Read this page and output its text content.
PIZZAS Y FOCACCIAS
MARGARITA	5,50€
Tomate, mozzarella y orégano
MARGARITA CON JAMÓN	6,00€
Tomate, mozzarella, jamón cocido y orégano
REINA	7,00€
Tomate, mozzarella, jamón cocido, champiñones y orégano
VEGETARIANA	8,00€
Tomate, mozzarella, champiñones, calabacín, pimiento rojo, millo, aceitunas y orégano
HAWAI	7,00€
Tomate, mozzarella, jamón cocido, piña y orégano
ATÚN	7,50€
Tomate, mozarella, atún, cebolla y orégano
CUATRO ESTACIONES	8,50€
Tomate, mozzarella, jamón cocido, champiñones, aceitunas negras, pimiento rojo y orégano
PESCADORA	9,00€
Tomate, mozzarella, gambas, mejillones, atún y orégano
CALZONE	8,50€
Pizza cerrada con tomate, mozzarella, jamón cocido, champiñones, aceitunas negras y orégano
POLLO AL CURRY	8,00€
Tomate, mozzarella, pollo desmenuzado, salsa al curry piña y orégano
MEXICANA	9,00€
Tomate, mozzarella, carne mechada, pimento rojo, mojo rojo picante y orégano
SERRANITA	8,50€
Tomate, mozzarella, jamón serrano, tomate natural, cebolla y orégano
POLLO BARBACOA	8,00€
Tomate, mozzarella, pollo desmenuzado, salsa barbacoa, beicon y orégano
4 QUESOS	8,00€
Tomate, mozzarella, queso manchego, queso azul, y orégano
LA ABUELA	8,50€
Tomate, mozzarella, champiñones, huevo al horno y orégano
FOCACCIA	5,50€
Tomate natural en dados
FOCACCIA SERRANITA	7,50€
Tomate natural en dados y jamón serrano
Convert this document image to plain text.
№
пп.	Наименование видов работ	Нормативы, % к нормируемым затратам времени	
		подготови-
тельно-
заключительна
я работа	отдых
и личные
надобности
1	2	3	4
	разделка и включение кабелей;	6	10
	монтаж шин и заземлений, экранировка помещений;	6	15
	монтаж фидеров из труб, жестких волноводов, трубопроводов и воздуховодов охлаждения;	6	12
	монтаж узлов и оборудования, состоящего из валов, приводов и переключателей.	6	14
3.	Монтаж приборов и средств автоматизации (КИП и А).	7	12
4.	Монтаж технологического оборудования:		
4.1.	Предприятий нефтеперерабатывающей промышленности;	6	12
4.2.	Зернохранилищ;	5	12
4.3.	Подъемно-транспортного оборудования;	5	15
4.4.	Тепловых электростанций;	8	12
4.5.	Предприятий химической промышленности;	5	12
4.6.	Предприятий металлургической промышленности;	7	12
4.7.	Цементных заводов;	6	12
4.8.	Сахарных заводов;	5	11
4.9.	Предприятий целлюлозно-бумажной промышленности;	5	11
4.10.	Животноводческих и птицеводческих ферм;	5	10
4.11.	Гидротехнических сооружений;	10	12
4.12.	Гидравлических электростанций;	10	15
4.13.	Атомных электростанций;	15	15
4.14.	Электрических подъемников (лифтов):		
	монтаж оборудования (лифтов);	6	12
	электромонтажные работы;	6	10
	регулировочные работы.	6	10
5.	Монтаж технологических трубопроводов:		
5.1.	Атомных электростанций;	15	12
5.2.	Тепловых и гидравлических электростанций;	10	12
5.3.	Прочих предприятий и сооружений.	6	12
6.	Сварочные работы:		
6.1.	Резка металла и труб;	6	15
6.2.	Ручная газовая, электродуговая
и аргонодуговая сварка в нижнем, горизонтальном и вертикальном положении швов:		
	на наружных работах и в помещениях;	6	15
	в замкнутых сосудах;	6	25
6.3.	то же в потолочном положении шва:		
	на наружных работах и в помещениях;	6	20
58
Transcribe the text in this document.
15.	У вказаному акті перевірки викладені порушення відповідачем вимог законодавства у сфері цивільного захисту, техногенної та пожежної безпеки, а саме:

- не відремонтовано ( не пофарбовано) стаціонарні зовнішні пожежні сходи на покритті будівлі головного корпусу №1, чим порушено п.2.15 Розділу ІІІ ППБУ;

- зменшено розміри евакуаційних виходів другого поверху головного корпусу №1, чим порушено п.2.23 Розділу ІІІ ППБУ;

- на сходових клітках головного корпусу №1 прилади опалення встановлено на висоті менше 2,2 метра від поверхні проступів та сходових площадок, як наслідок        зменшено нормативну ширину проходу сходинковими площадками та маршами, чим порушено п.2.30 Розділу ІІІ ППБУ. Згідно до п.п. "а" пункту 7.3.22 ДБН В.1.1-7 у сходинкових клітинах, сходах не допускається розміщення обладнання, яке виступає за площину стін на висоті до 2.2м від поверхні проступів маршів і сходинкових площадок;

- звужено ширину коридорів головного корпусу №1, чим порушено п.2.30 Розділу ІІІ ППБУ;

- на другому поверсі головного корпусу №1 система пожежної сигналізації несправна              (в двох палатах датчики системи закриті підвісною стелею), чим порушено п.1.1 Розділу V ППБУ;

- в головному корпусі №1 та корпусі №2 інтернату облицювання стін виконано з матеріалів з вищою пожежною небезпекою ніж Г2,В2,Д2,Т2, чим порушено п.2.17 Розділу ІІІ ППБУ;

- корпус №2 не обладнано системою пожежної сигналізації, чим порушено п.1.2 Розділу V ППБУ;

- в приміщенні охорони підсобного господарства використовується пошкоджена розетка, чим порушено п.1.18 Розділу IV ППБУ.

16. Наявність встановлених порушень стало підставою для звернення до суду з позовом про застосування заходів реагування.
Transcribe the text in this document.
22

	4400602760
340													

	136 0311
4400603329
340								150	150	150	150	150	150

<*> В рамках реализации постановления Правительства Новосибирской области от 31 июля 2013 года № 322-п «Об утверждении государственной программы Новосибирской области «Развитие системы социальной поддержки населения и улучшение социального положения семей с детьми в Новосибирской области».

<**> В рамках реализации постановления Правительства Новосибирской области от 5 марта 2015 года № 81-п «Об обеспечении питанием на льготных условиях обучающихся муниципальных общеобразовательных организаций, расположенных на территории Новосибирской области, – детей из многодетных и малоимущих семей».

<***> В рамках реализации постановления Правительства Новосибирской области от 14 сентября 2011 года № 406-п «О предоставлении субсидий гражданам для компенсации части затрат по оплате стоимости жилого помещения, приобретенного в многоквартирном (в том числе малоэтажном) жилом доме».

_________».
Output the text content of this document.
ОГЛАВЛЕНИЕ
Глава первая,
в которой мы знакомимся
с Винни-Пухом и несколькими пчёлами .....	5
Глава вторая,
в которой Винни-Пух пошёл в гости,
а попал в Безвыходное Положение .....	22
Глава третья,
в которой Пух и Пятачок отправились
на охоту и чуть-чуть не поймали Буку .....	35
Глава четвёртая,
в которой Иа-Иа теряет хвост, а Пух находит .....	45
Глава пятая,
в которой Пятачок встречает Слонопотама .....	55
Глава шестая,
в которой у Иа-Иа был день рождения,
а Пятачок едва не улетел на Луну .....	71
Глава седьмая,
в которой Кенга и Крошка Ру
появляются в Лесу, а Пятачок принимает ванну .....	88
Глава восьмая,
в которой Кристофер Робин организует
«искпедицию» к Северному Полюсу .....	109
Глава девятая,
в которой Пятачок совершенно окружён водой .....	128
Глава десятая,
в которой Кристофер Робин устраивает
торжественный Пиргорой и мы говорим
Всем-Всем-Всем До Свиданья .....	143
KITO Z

• _WHAT IS EXPECTED_:
Copy out each line exactly.

• _EXERCISE ANSWER_:
Read this page and output its text content.
PIZZAS Y FOCACCIAS
MARGARITA	5,50€
Tomate, mozzarella y orégano
MARGARITA CON JAMÓN	6,00€
Tomate, mozzarella, jamón cocido y orégano
REINA	7,00€
Tomate, mozzarella, jamón cocido, champiñones y orégano
VEGETARIANA	8,00€
Tomate, mozzarella, champiñones, calabacín, pimiento rojo, millo, aceitunas y orégano
HAWAI	7,00€
Tomate, mozzarella, jamón cocido, piña y orégano
ATÚN	7,50€
Tomate, mozarella, atún, cebolla y orégano
CUATRO ESTACIONES	8,50€
Tomate, mozzarella, jamón cocido, champiñones, aceitunas negras, pimiento rojo y orégano
PESCADORA	9,00€
Tomate, mozzarella, gambas, mejillones, atún y orégano
CALZONE	8,50€
Pizza cerrada con tomate, mozzarella, jamón cocido, champiñones, aceitunas negras y orégano
POLLO AL CURRY	8,00€
Tomate, mozzarella, pollo desmenuzado, salsa al curry piña y orégano
MEXICANA	9,00€
Tomate, mozzarella, carne mechada, pimento rojo, mojo rojo picante y orégano
SERRANITA	8,50€
Tomate, mozzarella, jamón serrano, tomate natural, cebolla y orégano
POLLO BARBACOA	8,00€
Tomate, mozzarella, pollo desmenuzado, salsa barbacoa, beicon y orégano
4 QUESOS	8,00€
Tomate, mozzarella, queso manchego, queso azul, y orégano
LA ABUELA	8,50€
Tomate, mozzarella, champiñones, huevo al horno y orégano
FOCACCIA	5,50€
Tomate natural en dados
FOCACCIA SERRANITA	7,50€
Tomate natural en dados y jamón serrano
Convert this document image to plain text.
№
пп.	Наименование видов работ	Нормативы, % к нормируемым затратам времени	
		подготови-
тельно-
заключительна
я работа	отдых
и личные
надобности
1	2	3	4
	разделка и включение кабелей;	6	10
	монтаж шин и заземлений, экранировка помещений;	6	15
	монтаж фидеров из труб, жестких волноводов, трубопроводов и воздуховодов охлаждения;	6	12
	монтаж узлов и оборудования, состоящего из валов, приводов и переключателей.	6	14
3.	Монтаж приборов и средств автоматизации (КИП и А).	7	12
4.	Монтаж технологического оборудования:		
4.1.	Предприятий нефтеперерабатывающей промышленности;	6	12
4.2.	Зернохранилищ;	5	12
4.3.	Подъемно-транспортного оборудования;	5	15
4.4.	Тепловых электростанций;	8	12
4.5.	Предприятий химической промышленности;	5	12
4.6.	Предприятий металлургической промышленности;	7	12
4.7.	Цементных заводов;	6	12
4.8.	Сахарных заводов;	5	11
4.9.	Предприятий целлюлозно-бумажной промышленности;	5	11
4.10.	Животноводческих и птицеводческих ферм;	5	10
4.11.	Гидротехнических сооружений;	10	12
4.12.	Гидравлических электростанций;	10	15
4.13.	Атомных электростанций;	15	15
4.14.	Электрических подъемников (лифтов):		
	монтаж оборудования (лифтов);	6	12
	электромонтажные работы;	6	10
	регулировочные работы.	6	10
5.	Монтаж технологических трубопроводов:		
5.1.	Атомных электростанций;	15	12
5.2.	Тепловых и гидравлических электростанций;	10	12
5.3.	Прочих предприятий и сооружений.	6	12
6.	Сварочные работы:		
6.1.	Резка металла и труб;	6	15
6.2.	Ручная газовая, электродуговая
и аргонодуговая сварка в нижнем, горизонтальном и вертикальном положении швов:		
	на наружных работах и в помещениях;	6	15
	в замкнутых сосудах;	6	25
6.3.	то же в потолочном положении шва:		
	на наружных работах и в помещениях;	6	20
58
Transcribe the text in this document.
15.	У вказаному акті перевірки викладені порушення відповідачем вимог законодавства у сфері цивільного захисту, техногенної та пожежної безпеки, а саме:

- не відремонтовано ( не пофарбовано) стаціонарні зовнішні пожежні сходи на покритті будівлі головного корпусу №1, чим порушено п.2.15 Розділу ІІІ ППБУ;

- зменшено розміри евакуаційних виходів другого поверху головного корпусу №1, чим порушено п.2.23 Розділу ІІІ ППБУ;

- на сходових клітках головного корпусу №1 прилади опалення встановлено на висоті менше 2,2 метра від поверхні проступів та сходових площадок, як наслідок        зменшено нормативну ширину проходу сходинковими площадками та маршами, чим порушено п.2.30 Розділу ІІІ ППБУ. Згідно до п.п. "а" пункту 7.3.22 ДБН В.1.1-7 у сходинкових клітинах, сходах не допускається розміщення обладнання, яке виступає за площину стін на висоті до 2.2м від поверхні проступів маршів і сходинкових площадок;

- звужено ширину коридорів головного корпусу №1, чим порушено п.2.30 Розділу ІІІ ППБУ;

- на другому поверсі головного корпусу №1 система пожежної сигналізації несправна              (в двох палатах датчики системи закриті підвісною стелею), чим порушено п.1.1 Розділу V ППБУ;

- в головному корпусі №1 та корпусі №2 інтернату облицювання стін виконано з матеріалів з вищою пожежною небезпекою ніж Г2,В2,Д2,Т2, чим порушено п.2.17 Розділу ІІІ ППБУ;

- корпус №2 не обладнано системою пожежної сигналізації, чим порушено п.1.2 Розділу V ППБУ;

- в приміщенні охорони підсобного господарства використовується пошкоджена розетка, чим порушено п.1.18 Розділу IV ППБУ.

16. Наявність встановлених порушень стало підставою для звернення до суду з позовом про застосування заходів реагування.
Transcribe the text in this document.
22

	4400602760
340													

	136 0311
4400603329
340								150	150	150	150	150	150

<*> В рамках реализации постановления Правительства Новосибирской области от 31 июля 2013 года № 322-п «Об утверждении государственной программы Новосибирской области «Развитие системы социальной поддержки населения и улучшение социального положения семей с детьми в Новосибирской области».

<**> В рамках реализации постановления Правительства Новосибирской области от 5 марта 2015 года № 81-п «Об обеспечении питанием на льготных условиях обучающихся муниципальных общеобразовательных организаций, расположенных на территории Новосибирской области, – детей из многодетных и малоимущих семей».

<***> В рамках реализации постановления Правительства Новосибирской области от 14 сентября 2011 года № 406-п «О предоставлении субсидий гражданам для компенсации части затрат по оплате стоимости жилого помещения, приобретенного в многоквартирном (в том числе малоэтажном) жилом доме».

_________».
Output the text content of this document.
ОГЛАВЛЕНИЕ
Глава первая,
в которой мы знакомимся
с Винни-Пухом и несколькими пчёлами .....	5
Глава вторая,
в которой Винни-Пух пошёл в гости,
а попал в Безвыходное Положение .....	22
Глава третья,
в которой Пух и Пятачок отправились
на охоту и чуть-чуть не поймали Буку .....	35
Глава четвёртая,
в которой Иа-Иа теряет хвост, а Пух находит .....	45
Глава пятая,
в которой Пятачок встречает Слонопотама .....	55
Глава шестая,
в которой у Иа-Иа был день рождения,
а Пятачок едва не улетел на Луну .....	71
Глава седьмая,
в которой Кенга и Крошка Ру
появляются в Лесу, а Пятачок принимает ванну .....	88
Глава восьмая,
в которой Кристофер Робин организует
«искпедицию» к Северному Полюсу .....	109
Глава девятая,
в которой Пятачок совершенно окружён водой .....	128
Глава десятая,
в которой Кристофер Робин устраивает
торжественный Пиргорой и мы говорим
Всем-Всем-Всем До Свиданья .....	143
KITO Z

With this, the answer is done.